▸ Aim
Lift every line from the entries that includes the word "dass".

▸ Records provided

----

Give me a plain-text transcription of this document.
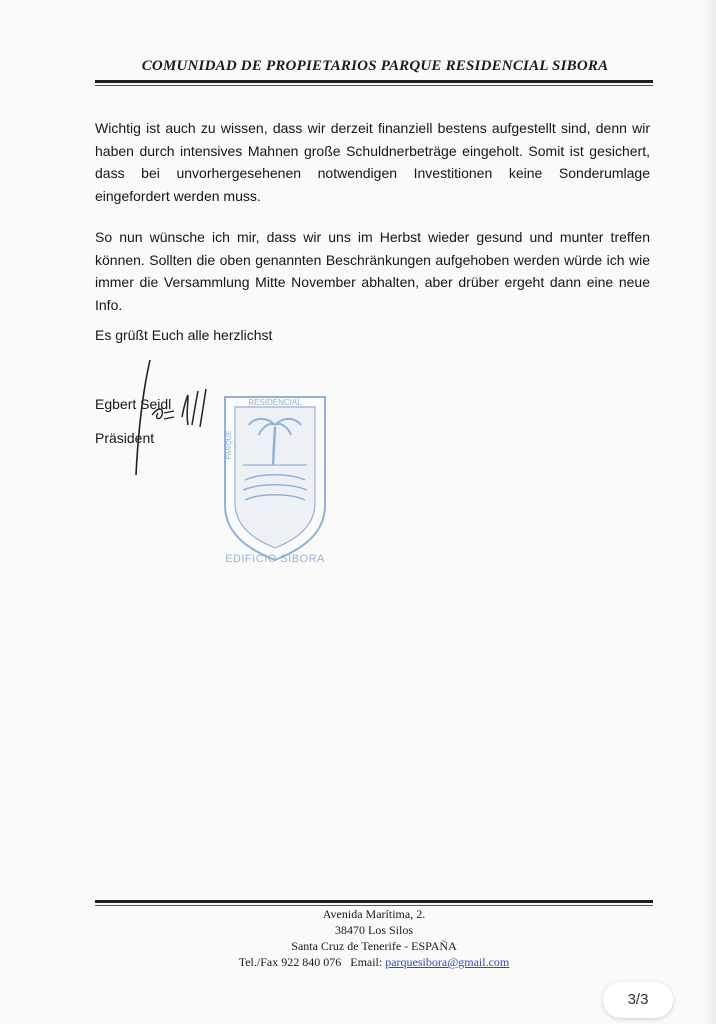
COMUNIDAD DE PROPIETARIOS PARQUE RESIDENCIAL SIBORA
Wichtig ist auch zu wissen, dass wir derzeit finanziell bestens aufgestellt sind, denn wir haben durch intensives Mahnen große Schuldnerbeträge eingeholt. Somit ist gesichert, dass bei unvorhergesehenen notwendigen Investitionen keine Sonderumlage eingefordert werden muss.
So nun wünsche ich mir, dass wir uns im Herbst wieder gesund und munter treffen können. Sollten die oben genannten Beschränkungen aufgehoben werden würde ich wie immer die Versammlung Mitte November abhalten, aber drüber ergeht dann eine neue Info.
Es grüßt Euch alle herzlichst
Egbert Seidl
Präsident
RESIDENCIAL
PARQUE
EDIFICIO SIBORA
Avenida Marítima, 2.
38470 Los Silos
Santa Cruz de Tenerife - ESPAÑA
Tel./Fax 922 840 076 Email: parquesibora@gmail.com
3/3
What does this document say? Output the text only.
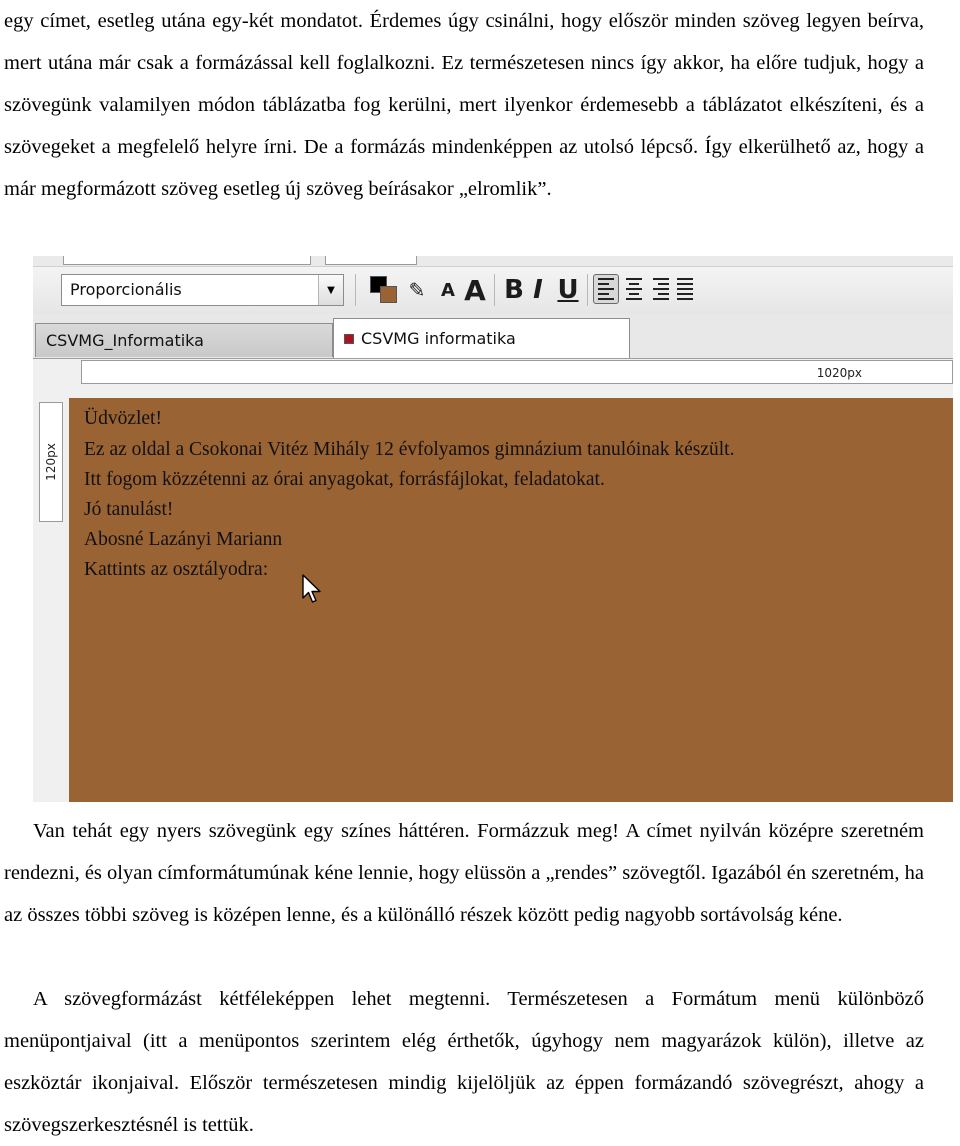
egy címet, esetleg utána egy-két mondatot. Érdemes úgy csinálni, hogy először minden szöveg legyen beírva, mert utána már csak a formázással kell foglalkozni. Ez természetesen nincs így akkor, ha előre tudjuk, hogy a szövegünk valamilyen módon táblázatba fog kerülni, mert ilyenkor érdemesebb a táblázatot elkészíteni, és a szövegeket a megfelelő helyre írni. De a formázás mindenképpen az utolsó lépcső. Így elkerülhető az, hogy a már megformázott szöveg esetleg új szöveg beírásakor „elromlik”.

Proporcionális	▼	✎ A A B I U
CSVMG_Informatika	CSVMG informatika
1020px
120px
Üdvözlet!
Ez az oldal a Csokonai Vitéz Mihály 12 évfolyamos gimnázium tanulóinak készült.
Itt fogom közzétenni az órai anyagokat, forrásfájlokat, feladatokat.
Jó tanulást!
Abosné Lazányi Mariann
Kattints az osztályodra:

Van tehát egy nyers szövegünk egy színes háttéren. Formázzuk meg! A címet nyilván középre szeretném rendezni, és olyan címformátumúnak kéne lennie, hogy elüssön a „rendes” szövegtől. Igazából én szeretném, ha az összes többi szöveg is középen lenne, és a különálló részek között pedig nagyobb sortávolság kéne.

A szövegformázást kétféleképpen lehet megtenni. Természetesen a Formátum menü különböző menüpontjaival (itt a menüpontos szerintem elég érthetők, úgyhogy nem magyarázok külön), illetve az eszköztár ikonjaival. Először természetesen mindig kijelöljük az éppen formázandó szövegrészt, ahogy a szövegszerkesztésnél is tettük.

----

▸ Final result
Wichtig ist auch zu wissen, dass wir derzeit finanziell bestens aufgestellt sind, denn wir haben durch intensives Mahnen große Schuldnerbeträge eingeholt. Somit ist gesichert, dass bei unvorhergesehenen notwendigen Investitionen keine Sonderumlage eingefordert werden muss.
So nun wünsche ich mir, dass wir uns im Herbst wieder gesund und munter treffen können. Sollten die oben genannten Beschränkungen aufgehoben werden würde ich wie immer die Versammlung Mitte November abhalten, aber drüber ergeht dann eine neue Info.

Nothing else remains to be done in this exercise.